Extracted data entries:
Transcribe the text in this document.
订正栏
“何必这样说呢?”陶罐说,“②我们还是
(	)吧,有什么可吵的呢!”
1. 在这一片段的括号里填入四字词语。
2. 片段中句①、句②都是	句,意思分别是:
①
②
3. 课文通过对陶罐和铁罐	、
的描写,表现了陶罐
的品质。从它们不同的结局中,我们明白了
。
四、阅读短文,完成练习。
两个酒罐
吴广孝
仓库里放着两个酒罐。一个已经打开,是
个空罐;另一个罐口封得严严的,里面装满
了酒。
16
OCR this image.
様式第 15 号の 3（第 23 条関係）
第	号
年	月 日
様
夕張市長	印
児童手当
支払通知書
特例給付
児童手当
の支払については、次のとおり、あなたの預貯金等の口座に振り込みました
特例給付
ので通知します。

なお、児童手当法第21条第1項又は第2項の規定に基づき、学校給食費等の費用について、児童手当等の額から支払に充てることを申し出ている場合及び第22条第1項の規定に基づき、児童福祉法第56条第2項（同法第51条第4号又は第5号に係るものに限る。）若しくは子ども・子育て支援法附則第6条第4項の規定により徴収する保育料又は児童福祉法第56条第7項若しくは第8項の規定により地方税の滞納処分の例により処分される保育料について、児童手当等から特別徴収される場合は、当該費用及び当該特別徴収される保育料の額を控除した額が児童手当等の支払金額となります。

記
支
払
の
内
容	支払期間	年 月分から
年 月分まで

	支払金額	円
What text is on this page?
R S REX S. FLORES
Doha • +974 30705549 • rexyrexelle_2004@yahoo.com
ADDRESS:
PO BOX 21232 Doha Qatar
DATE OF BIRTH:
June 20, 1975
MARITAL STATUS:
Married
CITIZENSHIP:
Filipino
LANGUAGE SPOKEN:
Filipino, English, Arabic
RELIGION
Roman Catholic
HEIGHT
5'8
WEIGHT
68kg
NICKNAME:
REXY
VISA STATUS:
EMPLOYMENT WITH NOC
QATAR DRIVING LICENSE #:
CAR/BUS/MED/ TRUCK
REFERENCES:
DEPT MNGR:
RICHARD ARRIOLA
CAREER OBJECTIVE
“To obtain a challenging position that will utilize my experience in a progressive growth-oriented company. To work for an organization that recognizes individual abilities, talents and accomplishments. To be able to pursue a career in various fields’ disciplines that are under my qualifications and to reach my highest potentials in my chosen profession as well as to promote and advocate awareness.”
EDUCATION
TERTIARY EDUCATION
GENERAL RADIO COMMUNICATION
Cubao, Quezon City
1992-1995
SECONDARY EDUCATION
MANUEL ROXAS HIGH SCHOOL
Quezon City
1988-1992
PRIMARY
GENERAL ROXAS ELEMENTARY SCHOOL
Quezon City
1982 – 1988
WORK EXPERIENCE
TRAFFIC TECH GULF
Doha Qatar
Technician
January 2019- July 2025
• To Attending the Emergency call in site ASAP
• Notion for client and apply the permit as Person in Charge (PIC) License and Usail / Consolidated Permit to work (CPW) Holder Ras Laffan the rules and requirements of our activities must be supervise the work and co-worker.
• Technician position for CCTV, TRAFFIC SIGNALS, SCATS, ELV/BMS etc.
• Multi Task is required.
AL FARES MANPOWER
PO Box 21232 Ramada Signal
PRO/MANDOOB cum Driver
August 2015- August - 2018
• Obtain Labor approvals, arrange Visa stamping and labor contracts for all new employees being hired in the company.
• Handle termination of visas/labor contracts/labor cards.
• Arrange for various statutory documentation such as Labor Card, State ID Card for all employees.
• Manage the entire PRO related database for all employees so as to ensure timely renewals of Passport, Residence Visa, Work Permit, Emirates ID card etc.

WHAT YOU SHOULD DO :: Read the lines above. Gather those in which the string "this" is found.

EXERCISE RESPONSE ::
Transcribe the text in this document.
OCR this image.
What text is on this page?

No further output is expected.